- _Dataset records_:
------------------------------
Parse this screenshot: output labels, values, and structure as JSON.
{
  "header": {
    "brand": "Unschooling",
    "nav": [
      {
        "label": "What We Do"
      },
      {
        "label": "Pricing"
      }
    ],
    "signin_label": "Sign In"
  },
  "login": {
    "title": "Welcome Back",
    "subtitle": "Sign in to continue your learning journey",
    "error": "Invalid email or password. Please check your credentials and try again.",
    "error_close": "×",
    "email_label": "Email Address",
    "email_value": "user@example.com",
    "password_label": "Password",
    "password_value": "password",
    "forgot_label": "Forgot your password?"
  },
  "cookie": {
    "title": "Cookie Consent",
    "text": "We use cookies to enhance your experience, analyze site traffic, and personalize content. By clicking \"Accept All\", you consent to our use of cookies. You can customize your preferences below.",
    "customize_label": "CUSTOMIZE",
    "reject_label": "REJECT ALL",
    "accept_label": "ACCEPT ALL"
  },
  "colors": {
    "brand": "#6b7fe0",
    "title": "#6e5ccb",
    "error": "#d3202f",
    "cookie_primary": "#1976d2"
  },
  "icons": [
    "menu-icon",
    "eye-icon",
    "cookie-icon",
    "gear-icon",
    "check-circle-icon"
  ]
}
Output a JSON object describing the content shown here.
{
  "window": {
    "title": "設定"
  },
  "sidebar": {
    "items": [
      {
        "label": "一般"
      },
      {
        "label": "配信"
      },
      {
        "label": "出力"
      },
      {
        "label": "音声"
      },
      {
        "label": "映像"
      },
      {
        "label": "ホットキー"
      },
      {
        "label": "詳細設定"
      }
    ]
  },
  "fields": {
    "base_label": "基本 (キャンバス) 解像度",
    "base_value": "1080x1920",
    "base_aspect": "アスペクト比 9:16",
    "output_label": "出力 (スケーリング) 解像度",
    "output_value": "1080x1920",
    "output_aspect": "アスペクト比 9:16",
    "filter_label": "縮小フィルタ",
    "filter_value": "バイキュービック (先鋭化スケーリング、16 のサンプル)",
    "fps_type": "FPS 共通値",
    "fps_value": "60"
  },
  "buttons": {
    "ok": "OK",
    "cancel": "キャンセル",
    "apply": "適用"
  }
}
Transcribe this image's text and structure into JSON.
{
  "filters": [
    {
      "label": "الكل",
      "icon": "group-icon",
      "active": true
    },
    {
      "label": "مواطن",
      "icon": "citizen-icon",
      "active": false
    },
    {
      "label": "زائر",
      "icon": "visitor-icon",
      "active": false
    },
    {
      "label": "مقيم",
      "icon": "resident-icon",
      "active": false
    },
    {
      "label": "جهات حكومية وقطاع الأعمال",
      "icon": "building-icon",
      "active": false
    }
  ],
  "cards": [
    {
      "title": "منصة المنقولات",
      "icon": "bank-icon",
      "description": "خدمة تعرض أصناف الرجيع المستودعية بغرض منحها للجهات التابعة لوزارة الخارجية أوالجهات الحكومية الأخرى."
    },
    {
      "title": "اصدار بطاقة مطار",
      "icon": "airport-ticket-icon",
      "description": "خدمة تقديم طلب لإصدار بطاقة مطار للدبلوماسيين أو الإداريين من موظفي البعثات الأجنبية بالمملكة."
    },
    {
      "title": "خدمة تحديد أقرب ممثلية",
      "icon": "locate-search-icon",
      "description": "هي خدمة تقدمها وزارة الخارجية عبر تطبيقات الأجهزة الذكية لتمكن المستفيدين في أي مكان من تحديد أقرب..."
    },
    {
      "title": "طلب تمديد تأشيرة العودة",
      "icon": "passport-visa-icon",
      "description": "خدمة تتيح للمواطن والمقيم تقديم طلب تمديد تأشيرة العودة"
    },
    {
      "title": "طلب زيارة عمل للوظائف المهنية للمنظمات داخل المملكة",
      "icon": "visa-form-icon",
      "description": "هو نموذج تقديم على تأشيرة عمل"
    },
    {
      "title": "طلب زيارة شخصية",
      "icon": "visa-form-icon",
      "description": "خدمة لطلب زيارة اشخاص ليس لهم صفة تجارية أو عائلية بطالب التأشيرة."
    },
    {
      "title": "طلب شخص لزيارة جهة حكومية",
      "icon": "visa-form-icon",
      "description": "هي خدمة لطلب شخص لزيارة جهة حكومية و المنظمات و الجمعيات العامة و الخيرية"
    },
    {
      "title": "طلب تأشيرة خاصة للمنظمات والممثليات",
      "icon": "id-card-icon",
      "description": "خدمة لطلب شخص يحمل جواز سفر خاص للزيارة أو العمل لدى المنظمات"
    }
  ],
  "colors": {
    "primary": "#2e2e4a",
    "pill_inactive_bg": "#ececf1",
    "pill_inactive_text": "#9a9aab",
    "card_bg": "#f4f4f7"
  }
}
------------------------------
- _Description of the task_: Copy out each record from above, exactly.

- _The output_:
Parse this screenshot: output labels, values, and structure as JSON.
{
  "header": {
    "brand": "Unschooling",
    "nav": [
      {
        "label": "What We Do"
      },
      {
        "label": "Pricing"
      }
    ],
    "signin_label": "Sign In"
  },
  "login": {
    "title": "Welcome Back",
    "subtitle": "Sign in to continue your learning journey",
    "error": "Invalid email or password. Please check your credentials and try again.",
    "error_close": "×",
    "email_label": "Email Address",
    "email_value": "user@example.com",
    "password_label": "Password",
    "password_value": "password",
    "forgot_label": "Forgot your password?"
  },
  "cookie": {
    "title": "Cookie Consent",
    "text": "We use cookies to enhance your experience, analyze site traffic, and personalize content. By clicking \"Accept All\", you consent to our use of cookies. You can customize your preferences below.",
    "customize_label": "CUSTOMIZE",
    "reject_label": "REJECT ALL",
    "accept_label": "ACCEPT ALL"
  },
  "colors": {
    "brand": "#6b7fe0",
    "title": "#6e5ccb",
    "error": "#d3202f",
    "cookie_primary": "#1976d2"
  },
  "icons": [
    "menu-icon",
    "eye-icon",
    "cookie-icon",
    "gear-icon",
    "check-circle-icon"
  ]
}
Output a JSON object describing the content shown here.
{
  "window": {
    "title": "設定"
  },
  "sidebar": {
    "items": [
      {
        "label": "一般"
      },
      {
        "label": "配信"
      },
      {
        "label": "出力"
      },
      {
        "label": "音声"
      },
      {
        "label": "映像"
      },
      {
        "label": "ホットキー"
      },
      {
        "label": "詳細設定"
      }
    ]
  },
  "fields": {
    "base_label": "基本 (キャンバス) 解像度",
    "base_value": "1080x1920",
    "base_aspect": "アスペクト比 9:16",
    "output_label": "出力 (スケーリング) 解像度",
    "output_value": "1080x1920",
    "output_aspect": "アスペクト比 9:16",
    "filter_label": "縮小フィルタ",
    "filter_value": "バイキュービック (先鋭化スケーリング、16 のサンプル)",
    "fps_type": "FPS 共通値",
    "fps_value": "60"
  },
  "buttons": {
    "ok": "OK",
    "cancel": "キャンセル",
    "apply": "適用"
  }
}
Transcribe this image's text and structure into JSON.
{
  "filters": [
    {
      "label": "الكل",
      "icon": "group-icon",
      "active": true
    },
    {
      "label": "مواطن",
      "icon": "citizen-icon",
      "active": false
    },
    {
      "label": "زائر",
      "icon": "visitor-icon",
      "active": false
    },
    {
      "label": "مقيم",
      "icon": "resident-icon",
      "active": false
    },
    {
      "label": "جهات حكومية وقطاع الأعمال",
      "icon": "building-icon",
      "active": false
    }
  ],
  "cards": [
    {
      "title": "منصة المنقولات",
      "icon": "bank-icon",
      "description": "خدمة تعرض أصناف الرجيع المستودعية بغرض منحها للجهات التابعة لوزارة الخارجية أوالجهات الحكومية الأخرى."
    },
    {
      "title": "اصدار بطاقة مطار",
      "icon": "airport-ticket-icon",
      "description": "خدمة تقديم طلب لإصدار بطاقة مطار للدبلوماسيين أو الإداريين من موظفي البعثات الأجنبية بالمملكة."
    },
    {
      "title": "خدمة تحديد أقرب ممثلية",
      "icon": "locate-search-icon",
      "description": "هي خدمة تقدمها وزارة الخارجية عبر تطبيقات الأجهزة الذكية لتمكن المستفيدين في أي مكان من تحديد أقرب..."
    },
    {
      "title": "طلب تمديد تأشيرة العودة",
      "icon": "passport-visa-icon",
      "description": "خدمة تتيح للمواطن والمقيم تقديم طلب تمديد تأشيرة العودة"
    },
    {
      "title": "طلب زيارة عمل للوظائف المهنية للمنظمات داخل المملكة",
      "icon": "visa-form-icon",
      "description": "هو نموذج تقديم على تأشيرة عمل"
    },
    {
      "title": "طلب زيارة شخصية",
      "icon": "visa-form-icon",
      "description": "خدمة لطلب زيارة اشخاص ليس لهم صفة تجارية أو عائلية بطالب التأشيرة."
    },
    {
      "title": "طلب شخص لزيارة جهة حكومية",
      "icon": "visa-form-icon",
      "description": "هي خدمة لطلب شخص لزيارة جهة حكومية و المنظمات و الجمعيات العامة و الخيرية"
    },
    {
      "title": "طلب تأشيرة خاصة للمنظمات والممثليات",
      "icon": "id-card-icon",
      "description": "خدمة لطلب شخص يحمل جواز سفر خاص للزيارة أو العمل لدى المنظمات"
    }
  ],
  "colors": {
    "primary": "#2e2e4a",
    "pill_inactive_bg": "#ececf1",
    "pill_inactive_text": "#9a9aab",
    "card_bg": "#f4f4f7"
  }
}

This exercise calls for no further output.